** start Task input **
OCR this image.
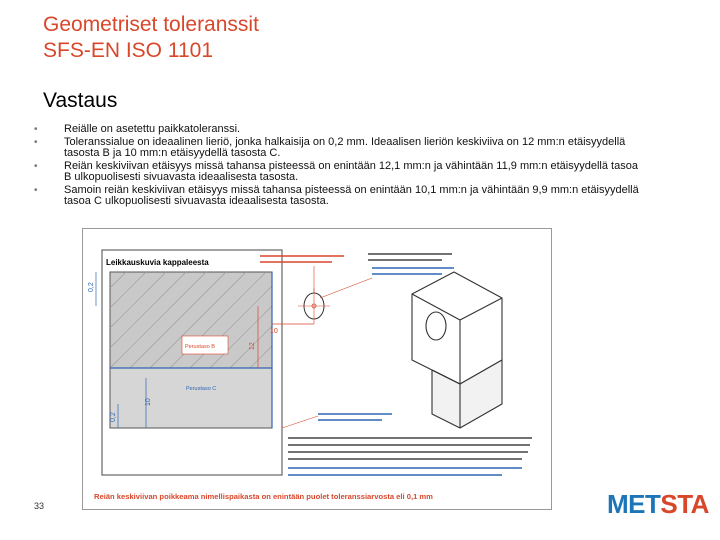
Geometriset toleranssit
SFS-EN ISO 1101
Vastaus
• Reiälle on asetettu paikkatoleranssi.
• Toleranssialue on ideaalinen lieriö, jonka halkaisija on 0,2 mm. Ideaalisen lieriön keskiviiva on 12 mm:n etäisyydellä tasosta B ja 10 mm:n etäisyydellä tasosta C.
• Reiän keskiviivan etäisyys missä tahansa pisteessä on enintään 12,1 mm:n ja vähintään 11,9 mm:n etäisyydellä tasoa B ulkopuolisesti sivuavasta ideaalisesta tasosta.
• Samoin reiän keskiviivan etäisyys missä tahansa pisteessä on enintään 10,1 mm:n ja vähintään 9,9 mm:n etäisyydellä tasoa C ulkopuolisesti sivuavasta ideaalisesta tasosta.
Leikkauskuvia kappaleesta
0,2
10
12
Perustaso B
Perustaso C
10
0,2
Reiän keskiviivan poikkeama nimellispaikasta on enintään puolet toleranssiarvosta eli 0,1 mm
33	METSTA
** end Task input **
Identify and copy all lines with the word "ulkopuolisesti".

[Exercise solution]
• Reiän keskiviivan etäisyys missä tahansa pisteessä on enintään 12,1 mm:n ja vähintään 11,9 mm:n etäisyydellä tasoa B ulkopuolisesti sivuavasta ideaalisesta tasosta.
• Samoin reiän keskiviivan etäisyys missä tahansa pisteessä on enintään 10,1 mm:n ja vähintään 9,9 mm:n etäisyydellä tasoa C ulkopuolisesti sivuavasta ideaalisesta tasosta.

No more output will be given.